INPUT:
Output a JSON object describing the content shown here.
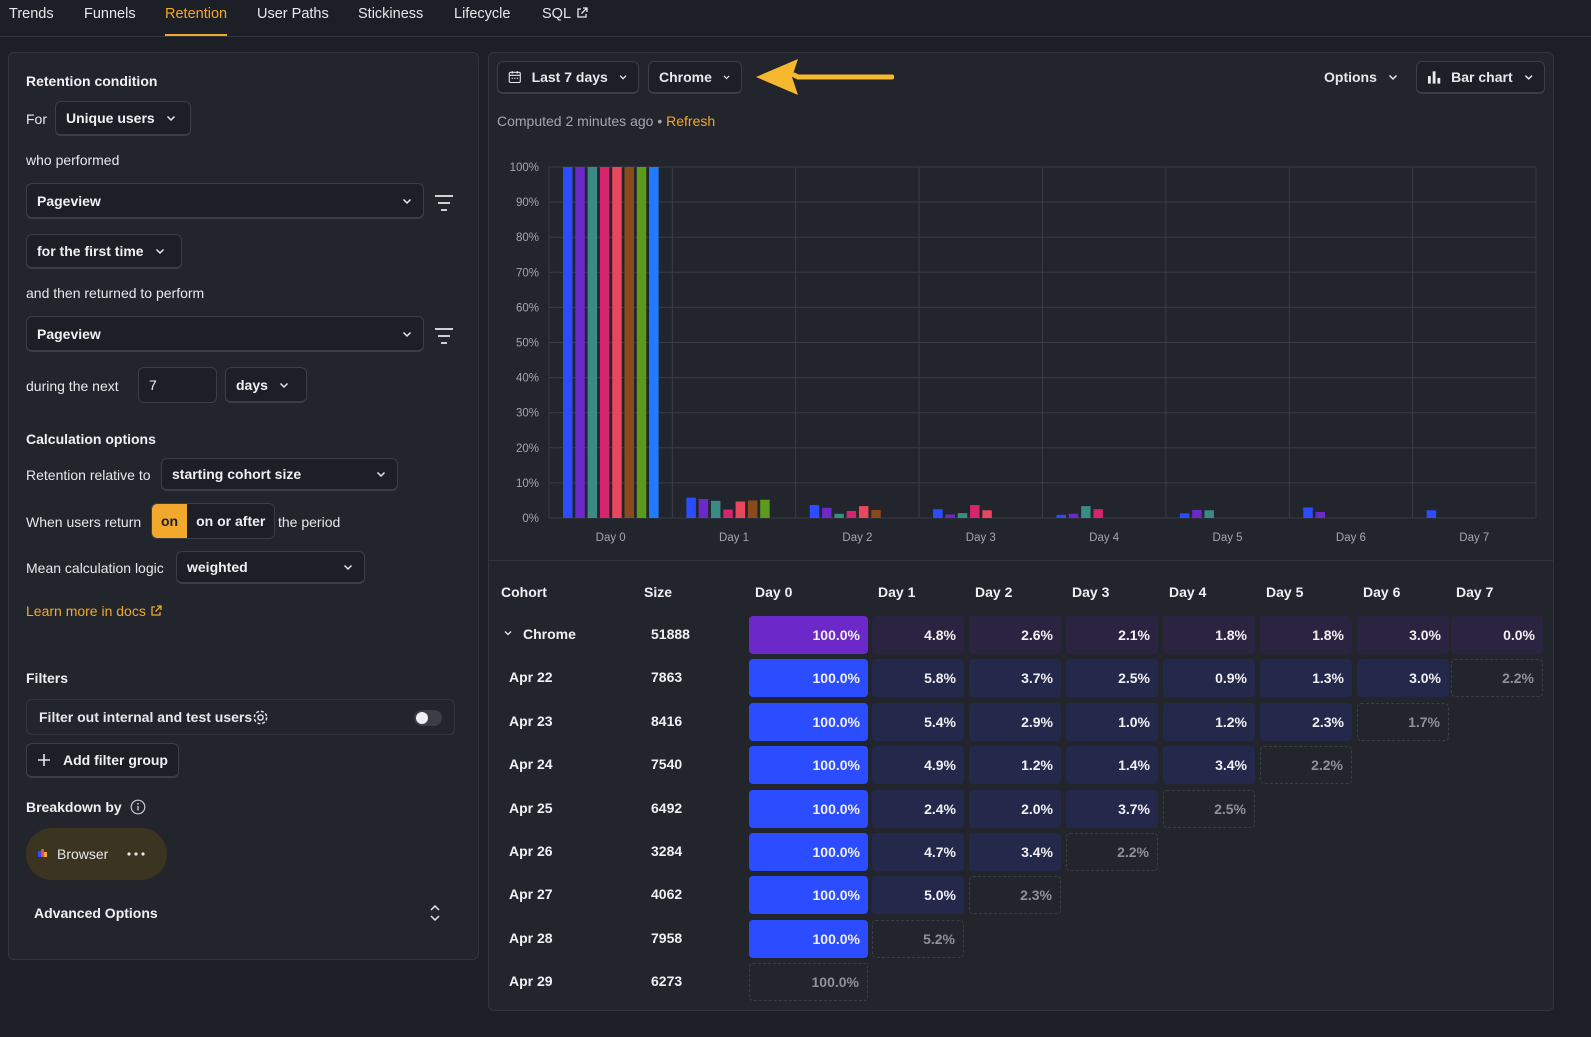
{
  "tabs": [
    "Trends",
    "Funnels",
    "Retention",
    "User Paths",
    "Stickiness",
    "Lifecycle",
    "SQL"
  ],
  "active_tab": "Retention",
  "left": {
    "retention_condition": "Retention condition",
    "for_label": "For",
    "unique_users": "Unique users",
    "who_performed": "who performed",
    "event1": "Pageview",
    "first_time": "for the first time",
    "then_returned": "and then returned to perform",
    "event2": "Pageview",
    "during_next": "during the next",
    "period_value": "7",
    "period_unit": "days",
    "calc_options": "Calculation options",
    "relative_label": "Retention relative to",
    "relative_value": "starting cohort size",
    "when_return_label": "When users return",
    "seg_on": "on",
    "seg_on_or_after": "on or after",
    "the_period": "the period",
    "mean_label": "Mean calculation logic",
    "mean_value": "weighted",
    "learn_more": "Learn more in docs",
    "filters": "Filters",
    "filter_internal": "Filter out internal and test users",
    "add_filter_group": "Add filter group",
    "breakdown_by": "Breakdown by",
    "breakdown_value": "Browser",
    "advanced": "Advanced Options"
  },
  "toolbar": {
    "date_range": "Last 7 days",
    "breakdown_filter": "Chrome",
    "options": "Options",
    "chart_type": "Bar chart"
  },
  "computed": "Computed 2 minutes ago",
  "refresh": "Refresh",
  "chart_data": {
    "type": "bar",
    "categories": [
      "Day 0",
      "Day 1",
      "Day 2",
      "Day 3",
      "Day 4",
      "Day 5",
      "Day 6",
      "Day 7"
    ],
    "yticks": [
      "0%",
      "10%",
      "20%",
      "30%",
      "40%",
      "50%",
      "60%",
      "70%",
      "80%",
      "90%",
      "100%"
    ],
    "ylim": [
      0,
      100
    ],
    "grid": true,
    "series": [
      {
        "color": "#2b4dff",
        "values": [
          100,
          5.8,
          3.7,
          2.5,
          0.9,
          1.3,
          3.0,
          2.2
        ]
      },
      {
        "color": "#6d28c9",
        "values": [
          100,
          5.4,
          2.9,
          1.0,
          1.2,
          2.3,
          1.7,
          null
        ]
      },
      {
        "color": "#3a8a86",
        "values": [
          100,
          4.9,
          1.2,
          1.4,
          3.4,
          2.2,
          null,
          null
        ]
      },
      {
        "color": "#d6246e",
        "values": [
          100,
          2.4,
          2.0,
          3.7,
          2.5,
          null,
          null,
          null
        ]
      },
      {
        "color": "#e8475c",
        "values": [
          100,
          4.7,
          3.4,
          2.2,
          null,
          null,
          null,
          null
        ]
      },
      {
        "color": "#8a4a1c",
        "values": [
          100,
          5.0,
          2.3,
          null,
          null,
          null,
          null,
          null
        ]
      },
      {
        "color": "#5b9a1a",
        "values": [
          100,
          5.2,
          null,
          null,
          null,
          null,
          null,
          null
        ]
      },
      {
        "color": "#1f7bff",
        "values": [
          100,
          null,
          null,
          null,
          null,
          null,
          null,
          null
        ]
      }
    ]
  },
  "table": {
    "headers": [
      "Cohort",
      "Size",
      "Day 0",
      "Day 1",
      "Day 2",
      "Day 3",
      "Day 4",
      "Day 5",
      "Day 6",
      "Day 7"
    ],
    "rows": [
      {
        "cohort": "Chrome",
        "size": "51888",
        "values": [
          "100.0%",
          "4.8%",
          "2.6%",
          "2.1%",
          "1.8%",
          "1.8%",
          "3.0%",
          "0.0%"
        ],
        "dashed": [],
        "summary": true
      },
      {
        "cohort": "Apr 22",
        "size": "7863",
        "values": [
          "100.0%",
          "5.8%",
          "3.7%",
          "2.5%",
          "0.9%",
          "1.3%",
          "3.0%",
          "2.2%"
        ],
        "dashed": [
          7
        ]
      },
      {
        "cohort": "Apr 23",
        "size": "8416",
        "values": [
          "100.0%",
          "5.4%",
          "2.9%",
          "1.0%",
          "1.2%",
          "2.3%",
          "1.7%"
        ],
        "dashed": [
          6
        ]
      },
      {
        "cohort": "Apr 24",
        "size": "7540",
        "values": [
          "100.0%",
          "4.9%",
          "1.2%",
          "1.4%",
          "3.4%",
          "2.2%"
        ],
        "dashed": [
          5
        ]
      },
      {
        "cohort": "Apr 25",
        "size": "6492",
        "values": [
          "100.0%",
          "2.4%",
          "2.0%",
          "3.7%",
          "2.5%"
        ],
        "dashed": [
          4
        ]
      },
      {
        "cohort": "Apr 26",
        "size": "3284",
        "values": [
          "100.0%",
          "4.7%",
          "3.4%",
          "2.2%"
        ],
        "dashed": [
          3
        ]
      },
      {
        "cohort": "Apr 27",
        "size": "4062",
        "values": [
          "100.0%",
          "5.0%",
          "2.3%"
        ],
        "dashed": [
          2
        ]
      },
      {
        "cohort": "Apr 28",
        "size": "7958",
        "values": [
          "100.0%",
          "5.2%"
        ],
        "dashed": [
          1
        ]
      },
      {
        "cohort": "Apr 29",
        "size": "6273",
        "values": [
          "100.0%"
        ],
        "dashed": [
          0
        ]
      }
    ]
  },
  "colors": {
    "accent": "#f1a82c",
    "day0_cell": "#2b4dff",
    "summary_day0_cell": "#6d28c9",
    "cell_dark": "#24284a",
    "summary_cell": "#2a2440"
  }
}
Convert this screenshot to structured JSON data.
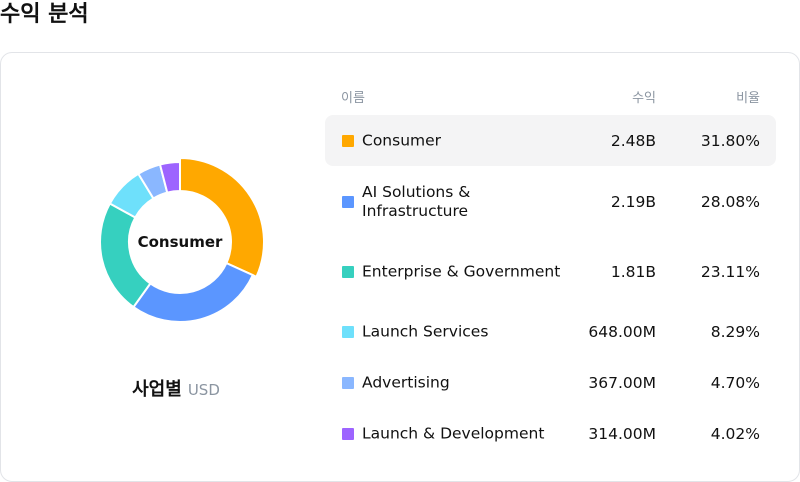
{
  "page": {
    "title": "수익 분석"
  },
  "donut": {
    "center_label": "Consumer",
    "caption": "사업별",
    "unit": "USD"
  },
  "table": {
    "headers": {
      "name": "이름",
      "revenue": "수익",
      "ratio": "비율"
    },
    "rows": [
      {
        "name": "Consumer",
        "revenue": "2.48B",
        "ratio": "31.80%",
        "color": "#ffa800",
        "active": true
      },
      {
        "name": "AI Solutions & Infrastructure",
        "revenue": "2.19B",
        "ratio": "28.08%",
        "color": "#5b96ff",
        "active": false
      },
      {
        "name": "Enterprise & Government",
        "revenue": "1.81B",
        "ratio": "23.11%",
        "color": "#36d0bf",
        "active": false
      },
      {
        "name": "Launch Services",
        "revenue": "648.00M",
        "ratio": "8.29%",
        "color": "#6ee0fb",
        "active": false
      },
      {
        "name": "Advertising",
        "revenue": "367.00M",
        "ratio": "4.70%",
        "color": "#8ab7ff",
        "active": false
      },
      {
        "name": "Launch & Development",
        "revenue": "314.00M",
        "ratio": "4.02%",
        "color": "#9d64ff",
        "active": false
      }
    ]
  },
  "chart_data": {
    "type": "pie",
    "categories": [
      "Consumer",
      "AI Solutions & Infrastructure",
      "Enterprise & Government",
      "Launch Services",
      "Advertising",
      "Launch & Development"
    ],
    "values": [
      31.8,
      28.08,
      23.11,
      8.29,
      4.7,
      4.02
    ],
    "revenue": [
      "2.48B",
      "2.19B",
      "1.81B",
      "648.00M",
      "367.00M",
      "314.00M"
    ],
    "colors": [
      "#ffa800",
      "#5b96ff",
      "#36d0bf",
      "#6ee0fb",
      "#8ab7ff",
      "#9d64ff"
    ],
    "highlighted": "Consumer",
    "title": "",
    "xlabel": "",
    "ylabel": ""
  }
}
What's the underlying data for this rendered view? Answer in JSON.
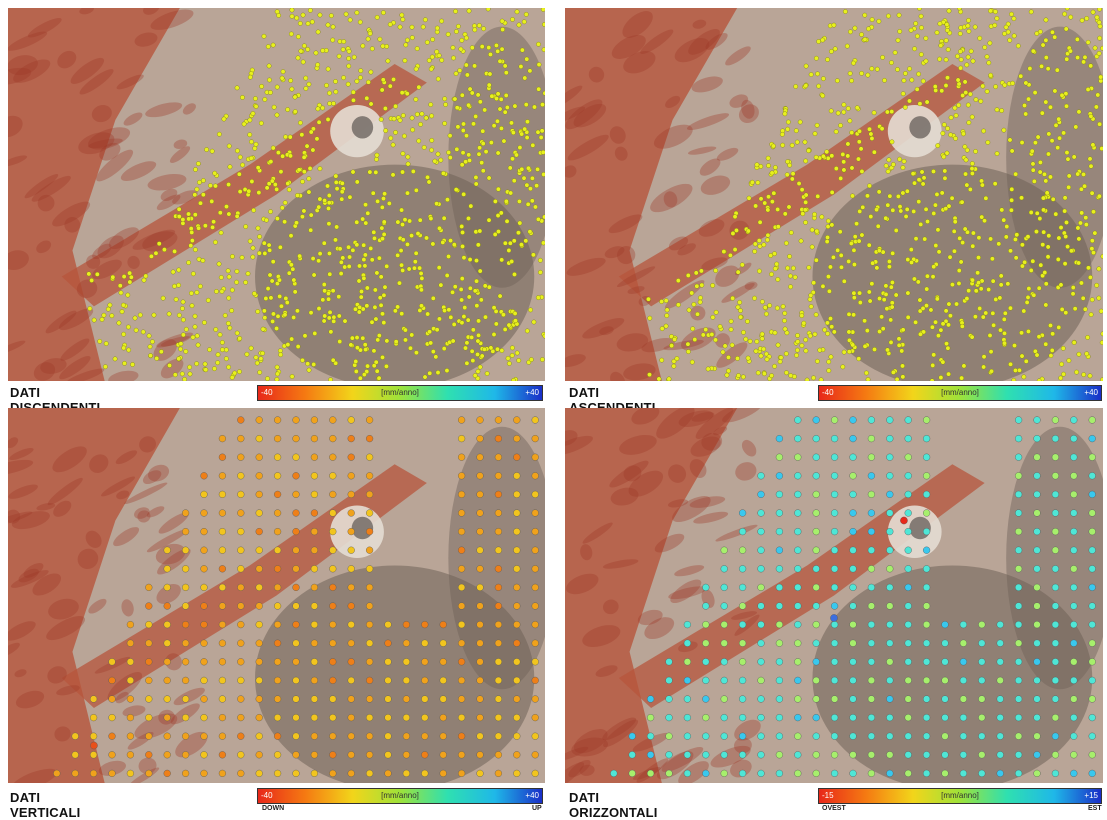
{
  "panels": [
    {
      "id": "tl",
      "caption": "DATI DISCENDENTI",
      "scale_min": "-40",
      "scale_max": "+40",
      "unit": "[mm/anno]",
      "left_end": "",
      "right_end": "",
      "dot_style": "dense",
      "dot_color": "yellow"
    },
    {
      "id": "tr",
      "caption": "DATI ASCENDENTI",
      "scale_min": "-40",
      "scale_max": "+40",
      "unit": "[mm/anno]",
      "left_end": "",
      "right_end": "",
      "dot_style": "dense",
      "dot_color": "yellow"
    },
    {
      "id": "bl",
      "caption": "DATI VERTICALI",
      "scale_min": "-40",
      "scale_max": "+40",
      "unit": "[mm/anno]",
      "left_end": "DOWN",
      "right_end": "UP",
      "dot_style": "grid",
      "dot_color": "orange"
    },
    {
      "id": "br",
      "caption": "DATI ORIZZONTALI",
      "scale_min": "-15",
      "scale_max": "+15",
      "unit": "[mm/anno]",
      "left_end": "OVEST",
      "right_end": "EST",
      "dot_style": "grid",
      "dot_color": "cyan"
    }
  ],
  "colors": {
    "ramp": [
      "#e8281a",
      "#f57a12",
      "#f2d51a",
      "#9ee23a",
      "#2fe0b0",
      "#1fb8e8",
      "#1a2fc8"
    ],
    "terrain_base": "#b9a597",
    "terrain_red": "#b7553c",
    "basin": "#6f6258",
    "dot_yellow": "#e8f01e",
    "dot_orange": "#f0a21c",
    "dot_cyan": "#4fe6d6"
  }
}
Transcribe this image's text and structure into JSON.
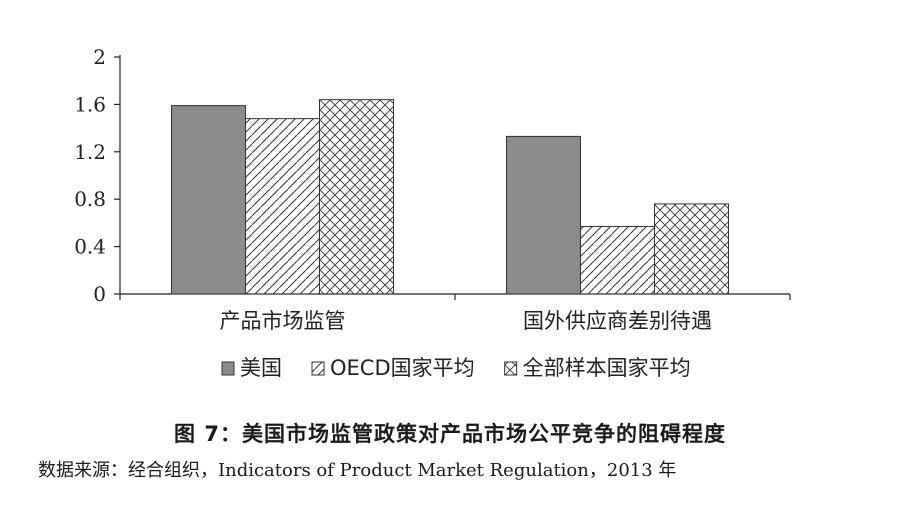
{
  "chart_data": {
    "type": "bar",
    "categories": [
      "产品市场监管",
      "国外供应商差别待遇"
    ],
    "series": [
      {
        "name": "美国",
        "values": [
          1.59,
          1.33
        ],
        "color": "#8c8c8c",
        "pattern": "solid"
      },
      {
        "name": "OECD国家平均",
        "values": [
          1.48,
          0.57
        ],
        "color": "#ffffff",
        "pattern": "diagonal"
      },
      {
        "name": "全部样本国家平均",
        "values": [
          1.64,
          0.76
        ],
        "color": "#ffffff",
        "pattern": "crosshatch"
      }
    ],
    "yticks": [
      "0",
      "0.4",
      "0.8",
      "1.2",
      "1.6",
      "2"
    ],
    "ylim": [
      0,
      2
    ],
    "legend_position": "bottom",
    "grid": false
  },
  "caption": "图 7：美国市场监管政策对产品市场公平竞争的阻碍程度",
  "source": "数据来源：经合组织，Indicators of Product Market Regulation，2013 年"
}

EXERCISE: Extract the run of lines from the line holding "Transcribe this image's" through the final line of the material above, exactly and inclusively. Leave the pictures behind.

ANSWER TO THE TASK:
Transcribe this image's text and structure into JSON.
{
  "chart_data": {
    "type": "bar",
    "categories": [
      "产品市场监管",
      "国外供应商差别待遇"
    ],
    "series": [
      {
        "name": "美国",
        "values": [
          1.59,
          1.33
        ],
        "color": "#8c8c8c",
        "pattern": "solid"
      },
      {
        "name": "OECD国家平均",
        "values": [
          1.48,
          0.57
        ],
        "color": "#ffffff",
        "pattern": "diagonal"
      },
      {
        "name": "全部样本国家平均",
        "values": [
          1.64,
          0.76
        ],
        "color": "#ffffff",
        "pattern": "crosshatch"
      }
    ],
    "yticks": [
      "0",
      "0.4",
      "0.8",
      "1.2",
      "1.6",
      "2"
    ],
    "ylim": [
      0,
      2
    ],
    "legend_position": "bottom",
    "grid": false
  },
  "caption": "图 7：美国市场监管政策对产品市场公平竞争的阻碍程度",
  "source": "数据来源：经合组织，Indicators of Product Market Regulation，2013 年"
}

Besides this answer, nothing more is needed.